What is needed: Copy, from the entries below, each line where the word "своїх" can be found.

Dataset records:
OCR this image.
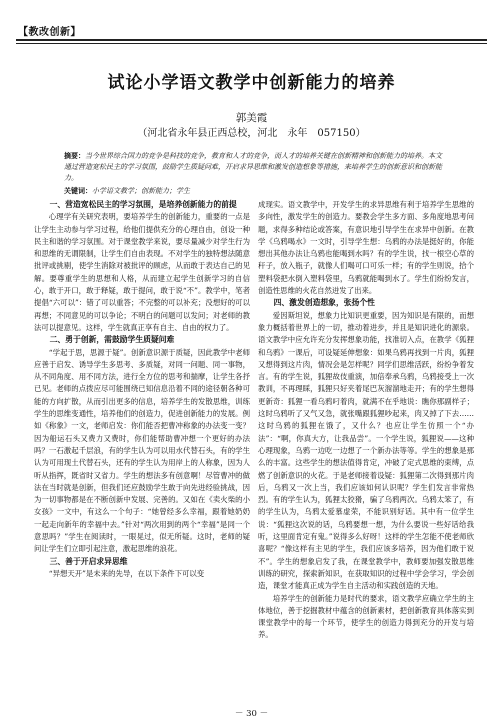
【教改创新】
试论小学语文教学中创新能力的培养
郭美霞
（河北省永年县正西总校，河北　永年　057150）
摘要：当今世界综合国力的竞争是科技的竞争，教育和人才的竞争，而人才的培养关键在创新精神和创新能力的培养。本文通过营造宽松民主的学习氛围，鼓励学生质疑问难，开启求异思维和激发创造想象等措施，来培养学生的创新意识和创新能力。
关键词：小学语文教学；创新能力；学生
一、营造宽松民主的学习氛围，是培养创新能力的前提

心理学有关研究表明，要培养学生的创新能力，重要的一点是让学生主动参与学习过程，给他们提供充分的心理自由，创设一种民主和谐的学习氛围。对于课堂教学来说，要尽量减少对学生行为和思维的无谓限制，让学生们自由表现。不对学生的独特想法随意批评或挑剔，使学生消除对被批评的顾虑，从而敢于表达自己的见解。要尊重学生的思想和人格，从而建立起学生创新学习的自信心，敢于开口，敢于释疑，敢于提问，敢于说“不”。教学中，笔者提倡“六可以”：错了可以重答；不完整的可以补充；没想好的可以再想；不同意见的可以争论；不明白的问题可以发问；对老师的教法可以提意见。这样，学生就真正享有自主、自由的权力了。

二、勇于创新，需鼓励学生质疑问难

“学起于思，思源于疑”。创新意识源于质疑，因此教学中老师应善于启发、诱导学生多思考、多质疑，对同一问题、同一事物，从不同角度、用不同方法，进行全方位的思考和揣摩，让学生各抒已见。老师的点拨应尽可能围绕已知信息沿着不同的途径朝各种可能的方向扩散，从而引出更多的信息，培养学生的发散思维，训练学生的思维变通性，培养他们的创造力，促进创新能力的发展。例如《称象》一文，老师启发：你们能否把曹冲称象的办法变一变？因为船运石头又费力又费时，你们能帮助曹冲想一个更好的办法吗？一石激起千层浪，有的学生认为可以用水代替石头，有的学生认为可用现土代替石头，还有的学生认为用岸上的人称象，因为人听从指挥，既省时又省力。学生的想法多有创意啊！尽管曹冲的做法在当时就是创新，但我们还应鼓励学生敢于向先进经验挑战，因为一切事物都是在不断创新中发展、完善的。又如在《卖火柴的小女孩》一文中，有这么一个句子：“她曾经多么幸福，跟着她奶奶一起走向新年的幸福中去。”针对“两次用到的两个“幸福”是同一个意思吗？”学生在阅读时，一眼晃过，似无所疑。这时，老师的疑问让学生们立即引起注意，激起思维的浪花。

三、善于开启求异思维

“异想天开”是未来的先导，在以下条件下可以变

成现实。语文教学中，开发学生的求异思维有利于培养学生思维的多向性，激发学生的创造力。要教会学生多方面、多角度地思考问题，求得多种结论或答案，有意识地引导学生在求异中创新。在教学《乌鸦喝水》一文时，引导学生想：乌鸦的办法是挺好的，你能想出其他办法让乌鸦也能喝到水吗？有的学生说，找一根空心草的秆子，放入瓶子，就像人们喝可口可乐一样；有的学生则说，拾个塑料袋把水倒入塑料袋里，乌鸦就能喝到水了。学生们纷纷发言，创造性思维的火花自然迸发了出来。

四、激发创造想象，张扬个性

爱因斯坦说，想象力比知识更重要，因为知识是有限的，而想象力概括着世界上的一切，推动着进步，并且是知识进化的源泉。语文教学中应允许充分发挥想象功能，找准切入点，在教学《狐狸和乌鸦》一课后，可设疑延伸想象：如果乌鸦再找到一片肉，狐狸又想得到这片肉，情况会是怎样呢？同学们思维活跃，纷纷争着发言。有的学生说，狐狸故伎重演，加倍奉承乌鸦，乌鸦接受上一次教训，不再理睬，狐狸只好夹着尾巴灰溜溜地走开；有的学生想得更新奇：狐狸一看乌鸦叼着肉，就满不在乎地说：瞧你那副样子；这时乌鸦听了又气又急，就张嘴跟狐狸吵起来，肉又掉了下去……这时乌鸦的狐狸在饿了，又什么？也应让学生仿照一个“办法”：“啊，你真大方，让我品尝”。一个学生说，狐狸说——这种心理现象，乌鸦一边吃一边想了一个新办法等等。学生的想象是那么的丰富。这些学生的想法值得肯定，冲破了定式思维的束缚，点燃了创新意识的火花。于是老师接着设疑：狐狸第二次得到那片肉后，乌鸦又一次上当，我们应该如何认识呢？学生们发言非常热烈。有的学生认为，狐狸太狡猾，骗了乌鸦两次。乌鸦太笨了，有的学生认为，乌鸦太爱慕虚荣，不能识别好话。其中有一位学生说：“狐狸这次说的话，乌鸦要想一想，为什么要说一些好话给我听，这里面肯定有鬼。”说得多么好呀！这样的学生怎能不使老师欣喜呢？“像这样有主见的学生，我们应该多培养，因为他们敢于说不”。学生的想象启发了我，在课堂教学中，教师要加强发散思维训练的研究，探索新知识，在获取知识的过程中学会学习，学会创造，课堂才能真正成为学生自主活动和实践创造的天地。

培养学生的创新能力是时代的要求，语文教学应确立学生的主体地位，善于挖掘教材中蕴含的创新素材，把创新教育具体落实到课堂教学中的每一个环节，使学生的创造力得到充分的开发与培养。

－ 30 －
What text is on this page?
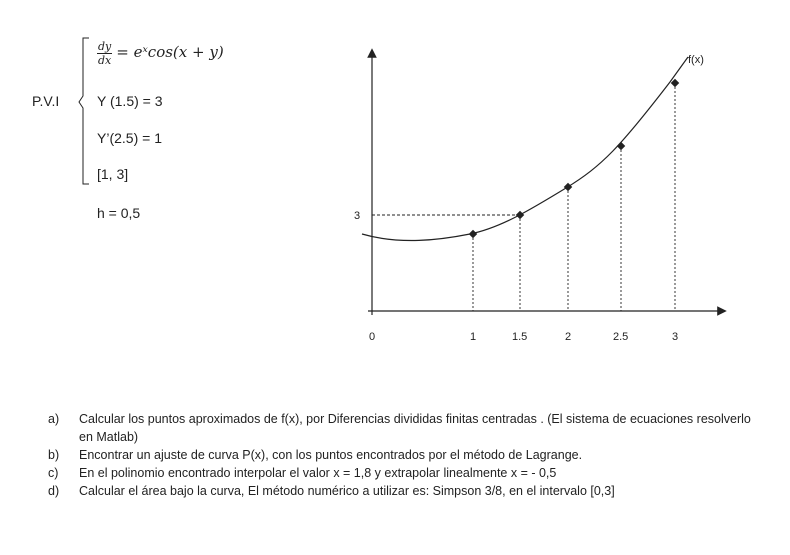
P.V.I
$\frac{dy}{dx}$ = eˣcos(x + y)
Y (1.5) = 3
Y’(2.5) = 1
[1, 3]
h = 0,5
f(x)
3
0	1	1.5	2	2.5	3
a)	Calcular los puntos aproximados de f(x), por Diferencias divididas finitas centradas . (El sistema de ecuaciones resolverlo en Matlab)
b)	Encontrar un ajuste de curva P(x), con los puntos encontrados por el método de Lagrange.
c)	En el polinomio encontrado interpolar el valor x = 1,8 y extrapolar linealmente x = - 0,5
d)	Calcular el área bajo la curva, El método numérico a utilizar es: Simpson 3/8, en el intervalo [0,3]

--

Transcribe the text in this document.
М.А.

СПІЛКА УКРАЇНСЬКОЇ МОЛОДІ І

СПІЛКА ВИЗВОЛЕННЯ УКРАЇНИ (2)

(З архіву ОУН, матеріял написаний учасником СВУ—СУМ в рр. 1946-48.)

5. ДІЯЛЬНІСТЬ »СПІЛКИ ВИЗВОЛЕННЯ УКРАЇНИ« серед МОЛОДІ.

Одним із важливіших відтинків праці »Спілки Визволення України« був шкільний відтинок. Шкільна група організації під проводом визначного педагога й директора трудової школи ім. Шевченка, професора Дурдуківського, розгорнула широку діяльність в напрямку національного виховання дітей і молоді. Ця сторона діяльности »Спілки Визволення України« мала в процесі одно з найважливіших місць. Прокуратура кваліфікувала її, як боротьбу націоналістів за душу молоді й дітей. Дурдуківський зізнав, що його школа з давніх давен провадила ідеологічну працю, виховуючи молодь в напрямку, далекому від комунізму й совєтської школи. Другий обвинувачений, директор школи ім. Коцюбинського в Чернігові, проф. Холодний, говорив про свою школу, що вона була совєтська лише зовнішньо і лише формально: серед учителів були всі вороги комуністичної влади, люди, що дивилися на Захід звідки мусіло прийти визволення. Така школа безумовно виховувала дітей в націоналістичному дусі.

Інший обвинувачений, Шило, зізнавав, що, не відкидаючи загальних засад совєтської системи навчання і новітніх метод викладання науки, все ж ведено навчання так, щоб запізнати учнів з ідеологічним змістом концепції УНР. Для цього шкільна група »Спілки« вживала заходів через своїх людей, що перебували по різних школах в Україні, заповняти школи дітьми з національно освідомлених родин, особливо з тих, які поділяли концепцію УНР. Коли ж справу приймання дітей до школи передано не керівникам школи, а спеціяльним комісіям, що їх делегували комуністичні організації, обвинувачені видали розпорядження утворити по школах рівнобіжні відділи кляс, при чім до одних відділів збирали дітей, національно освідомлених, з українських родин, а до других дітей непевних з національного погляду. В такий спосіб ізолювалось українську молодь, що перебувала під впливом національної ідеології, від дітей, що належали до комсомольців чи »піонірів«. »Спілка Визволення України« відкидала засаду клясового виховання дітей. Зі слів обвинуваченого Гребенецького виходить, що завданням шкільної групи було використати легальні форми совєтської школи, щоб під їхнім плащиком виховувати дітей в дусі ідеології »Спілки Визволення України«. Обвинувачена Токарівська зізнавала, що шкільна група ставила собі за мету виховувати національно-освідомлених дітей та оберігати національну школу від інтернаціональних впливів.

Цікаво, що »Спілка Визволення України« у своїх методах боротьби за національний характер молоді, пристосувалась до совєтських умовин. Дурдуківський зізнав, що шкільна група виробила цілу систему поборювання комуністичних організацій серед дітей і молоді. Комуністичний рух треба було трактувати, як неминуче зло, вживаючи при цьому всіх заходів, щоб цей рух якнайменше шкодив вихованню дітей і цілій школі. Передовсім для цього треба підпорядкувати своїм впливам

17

Finished exercise:
Інший обвинувачений, Шило, зізнавав, що, не відкидаючи загальних засад совєтської системи навчання і новітніх метод викладання науки, все ж ведено навчання так, щоб запізнати учнів з ідеологічним змістом концепції УНР. Для цього шкільна група »Спілки« вживала заходів через своїх людей, що перебували по різних школах в Україні, заповняти школи дітьми з національно освідомлених родин, особливо з тих, які поділяли концепцію УНР. Коли ж справу приймання дітей до школи передано не керівникам школи, а спеціяльним комісіям, що їх делегували комуністичні організації, обвинувачені видали розпорядження утворити по школах рівнобіжні відділи кляс, при чім до одних відділів збирали дітей, національно освідомлених, з українських родин, а до других дітей непевних з національного погляду. В такий спосіб ізолювалось українську молодь, що перебувала під впливом національної ідеології, від дітей, що належали до комсомольців чи »піонірів«. »Спілка Визволення України« відкидала засаду клясового виховання дітей. Зі слів обвинуваченого Гребенецького виходить, що завданням шкільної групи було використати легальні форми совєтської школи, щоб під їхнім плащиком виховувати дітей в дусі ідеології »Спілки Визволення України«. Обвинувачена Токарівська зізнавала, що шкільна група ставила собі за мету виховувати національно-освідомлених дітей та оберігати національну школу від інтернаціональних впливів.
Цікаво, що »Спілка Визволення України« у своїх методах боротьби за національний характер молоді, пристосувалась до совєтських умовин. Дурдуківський зізнав, що шкільна група виробила цілу систему поборювання комуністичних організацій серед дітей і молоді. Комуністичний рух треба було трактувати, як неминуче зло, вживаючи при цьому всіх заходів, щоб цей рух якнайменше шкодив вихованню дітей і цілій школі. Передовсім для цього треба підпорядкувати своїм впливам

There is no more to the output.